### Extracted records

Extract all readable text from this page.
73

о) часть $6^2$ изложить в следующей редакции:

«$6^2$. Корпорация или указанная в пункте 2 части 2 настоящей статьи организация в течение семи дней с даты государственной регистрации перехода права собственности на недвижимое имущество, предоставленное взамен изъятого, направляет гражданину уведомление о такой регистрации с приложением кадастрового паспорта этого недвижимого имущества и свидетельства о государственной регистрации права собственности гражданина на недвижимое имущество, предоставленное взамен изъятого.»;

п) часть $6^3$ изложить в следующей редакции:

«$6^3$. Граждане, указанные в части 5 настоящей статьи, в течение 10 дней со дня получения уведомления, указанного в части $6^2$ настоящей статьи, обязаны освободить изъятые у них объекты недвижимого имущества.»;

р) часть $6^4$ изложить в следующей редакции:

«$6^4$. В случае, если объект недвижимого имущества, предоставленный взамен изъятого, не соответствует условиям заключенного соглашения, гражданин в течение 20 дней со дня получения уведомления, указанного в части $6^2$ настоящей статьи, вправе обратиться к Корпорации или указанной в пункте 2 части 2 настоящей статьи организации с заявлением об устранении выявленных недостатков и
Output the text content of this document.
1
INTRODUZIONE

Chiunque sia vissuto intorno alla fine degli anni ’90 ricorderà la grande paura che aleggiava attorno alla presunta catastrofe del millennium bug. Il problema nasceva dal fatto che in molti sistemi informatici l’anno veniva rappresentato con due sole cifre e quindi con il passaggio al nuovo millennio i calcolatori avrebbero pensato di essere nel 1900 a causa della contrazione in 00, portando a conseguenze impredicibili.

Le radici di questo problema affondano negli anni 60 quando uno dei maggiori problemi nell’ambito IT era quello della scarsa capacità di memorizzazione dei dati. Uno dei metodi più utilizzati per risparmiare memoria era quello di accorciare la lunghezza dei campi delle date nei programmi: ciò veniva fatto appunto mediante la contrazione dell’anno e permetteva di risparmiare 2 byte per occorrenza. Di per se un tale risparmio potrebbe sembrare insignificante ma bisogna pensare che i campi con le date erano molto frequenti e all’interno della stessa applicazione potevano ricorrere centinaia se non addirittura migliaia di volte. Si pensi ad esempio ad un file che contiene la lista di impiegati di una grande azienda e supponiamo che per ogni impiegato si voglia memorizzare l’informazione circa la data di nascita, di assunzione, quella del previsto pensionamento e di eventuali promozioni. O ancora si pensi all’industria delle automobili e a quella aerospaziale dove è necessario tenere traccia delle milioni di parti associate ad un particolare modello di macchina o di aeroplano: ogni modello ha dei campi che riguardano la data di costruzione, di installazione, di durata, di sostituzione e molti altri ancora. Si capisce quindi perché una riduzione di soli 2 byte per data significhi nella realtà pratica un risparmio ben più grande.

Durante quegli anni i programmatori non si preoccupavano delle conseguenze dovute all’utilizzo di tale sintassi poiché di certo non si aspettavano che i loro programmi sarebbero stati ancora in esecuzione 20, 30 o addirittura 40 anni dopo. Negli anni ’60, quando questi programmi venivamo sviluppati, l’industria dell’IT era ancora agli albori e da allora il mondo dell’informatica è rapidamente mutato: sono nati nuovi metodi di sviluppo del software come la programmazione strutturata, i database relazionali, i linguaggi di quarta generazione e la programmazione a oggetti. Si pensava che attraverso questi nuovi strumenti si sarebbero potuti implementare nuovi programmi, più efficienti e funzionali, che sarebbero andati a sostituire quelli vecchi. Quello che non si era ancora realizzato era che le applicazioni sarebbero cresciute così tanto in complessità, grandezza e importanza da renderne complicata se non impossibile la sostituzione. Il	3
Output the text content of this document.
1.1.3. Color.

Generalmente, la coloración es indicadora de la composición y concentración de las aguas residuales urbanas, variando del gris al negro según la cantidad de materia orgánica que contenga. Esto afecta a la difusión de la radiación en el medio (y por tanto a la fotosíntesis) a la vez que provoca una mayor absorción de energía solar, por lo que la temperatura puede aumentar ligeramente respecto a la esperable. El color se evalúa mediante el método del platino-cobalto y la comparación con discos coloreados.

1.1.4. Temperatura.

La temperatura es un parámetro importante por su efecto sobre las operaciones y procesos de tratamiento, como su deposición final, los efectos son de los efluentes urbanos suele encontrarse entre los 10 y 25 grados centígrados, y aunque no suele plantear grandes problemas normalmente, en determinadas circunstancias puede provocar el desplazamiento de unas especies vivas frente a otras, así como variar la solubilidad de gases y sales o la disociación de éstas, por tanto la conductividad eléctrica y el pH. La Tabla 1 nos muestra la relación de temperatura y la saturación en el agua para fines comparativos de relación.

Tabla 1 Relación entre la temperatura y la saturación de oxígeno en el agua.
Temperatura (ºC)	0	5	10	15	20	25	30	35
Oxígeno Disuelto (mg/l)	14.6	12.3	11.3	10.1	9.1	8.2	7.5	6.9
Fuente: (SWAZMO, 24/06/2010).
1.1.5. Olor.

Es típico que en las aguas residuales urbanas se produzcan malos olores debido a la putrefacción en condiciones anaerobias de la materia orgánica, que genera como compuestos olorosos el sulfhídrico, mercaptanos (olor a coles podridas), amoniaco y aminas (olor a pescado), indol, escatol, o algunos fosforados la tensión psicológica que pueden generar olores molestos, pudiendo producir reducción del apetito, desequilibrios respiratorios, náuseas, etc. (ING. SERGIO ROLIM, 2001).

######

■ Task instructions: Select and copy every line of the listing with the word "aguas".

■ Written response:
Generalmente, la coloración es indicadora de la composición y concentración de las aguas residuales urbanas, variando del gris al negro según la cantidad de materia orgánica que contenga. Esto afecta a la difusión de la radiación en el medio (y por tanto a la fotosíntesis) a la vez que provoca una mayor absorción de energía solar, por lo que la temperatura puede aumentar ligeramente respecto a la esperable. El color se evalúa mediante el método del platino-cobalto y la comparación con discos coloreados.
Es típico que en las aguas residuales urbanas se produzcan malos olores debido a la putrefacción en condiciones anaerobias de la materia orgánica, que genera como compuestos olorosos el sulfhídrico, mercaptanos (olor a coles podridas), amoniaco y aminas (olor a pescado), indol, escatol, o algunos fosforados la tensión psicológica que pueden generar olores molestos, pudiendo producir reducción del apetito, desequilibrios respiratorios, náuseas, etc. (ING. SERGIO ROLIM, 2001).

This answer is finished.